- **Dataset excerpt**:
■ ■ ■ ■ ■ ■ ■
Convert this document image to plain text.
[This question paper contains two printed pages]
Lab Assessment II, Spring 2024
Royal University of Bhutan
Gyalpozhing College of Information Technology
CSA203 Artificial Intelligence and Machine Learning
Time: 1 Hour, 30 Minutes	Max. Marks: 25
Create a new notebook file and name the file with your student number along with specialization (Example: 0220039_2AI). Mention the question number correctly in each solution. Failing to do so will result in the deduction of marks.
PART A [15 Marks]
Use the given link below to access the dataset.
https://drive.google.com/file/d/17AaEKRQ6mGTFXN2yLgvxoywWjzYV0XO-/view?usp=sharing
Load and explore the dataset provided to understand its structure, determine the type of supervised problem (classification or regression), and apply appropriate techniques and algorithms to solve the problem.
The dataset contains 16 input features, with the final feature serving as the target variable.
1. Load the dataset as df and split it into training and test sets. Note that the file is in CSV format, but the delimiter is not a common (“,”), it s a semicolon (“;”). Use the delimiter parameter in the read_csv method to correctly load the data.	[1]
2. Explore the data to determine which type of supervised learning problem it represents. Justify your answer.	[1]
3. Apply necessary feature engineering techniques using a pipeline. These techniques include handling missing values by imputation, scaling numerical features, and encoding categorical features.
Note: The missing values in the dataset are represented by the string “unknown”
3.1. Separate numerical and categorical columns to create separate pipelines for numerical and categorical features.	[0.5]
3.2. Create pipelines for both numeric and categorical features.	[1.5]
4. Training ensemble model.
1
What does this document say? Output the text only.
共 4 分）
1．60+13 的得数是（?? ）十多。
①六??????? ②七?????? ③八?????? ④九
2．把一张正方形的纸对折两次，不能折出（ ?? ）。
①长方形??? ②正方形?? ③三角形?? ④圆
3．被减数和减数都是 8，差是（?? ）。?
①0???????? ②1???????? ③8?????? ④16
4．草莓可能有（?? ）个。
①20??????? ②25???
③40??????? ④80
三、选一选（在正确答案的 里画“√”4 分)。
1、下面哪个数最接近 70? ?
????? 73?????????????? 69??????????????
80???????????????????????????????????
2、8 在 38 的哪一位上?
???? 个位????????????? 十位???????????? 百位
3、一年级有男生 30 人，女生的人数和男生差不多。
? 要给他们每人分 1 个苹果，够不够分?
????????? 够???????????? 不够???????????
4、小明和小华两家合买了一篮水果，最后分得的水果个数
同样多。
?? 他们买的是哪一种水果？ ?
■ ■ ■ ■ ■ ■ ■
Extract, exactly, the lines above that begin at the line containing "What does this" and end at the final line of the records; add no other text.

What does this document say? Output the text only.
共 4 分）
1．60+13 的得数是（?? ）十多。
①六??????? ②七?????? ③八?????? ④九
2．把一张正方形的纸对折两次，不能折出（ ?? ）。
①长方形??? ②正方形?? ③三角形?? ④圆
3．被减数和减数都是 8，差是（?? ）。?
①0???????? ②1???????? ③8?????? ④16
4．草莓可能有（?? ）个。
①20??????? ②25???
③40??????? ④80
三、选一选（在正确答案的 里画“√”4 分)。
1、下面哪个数最接近 70? ?
????? 73?????????????? 69??????????????
80???????????????????????????????????
2、8 在 38 的哪一位上?
???? 个位????????????? 十位???????????? 百位
3、一年级有男生 30 人，女生的人数和男生差不多。
? 要给他们每人分 1 个苹果，够不够分?
????????? 够???????????? 不够???????????
4、小明和小华两家合买了一篮水果，最后分得的水果个数
同样多。
?? 他们买的是哪一种水果？ ?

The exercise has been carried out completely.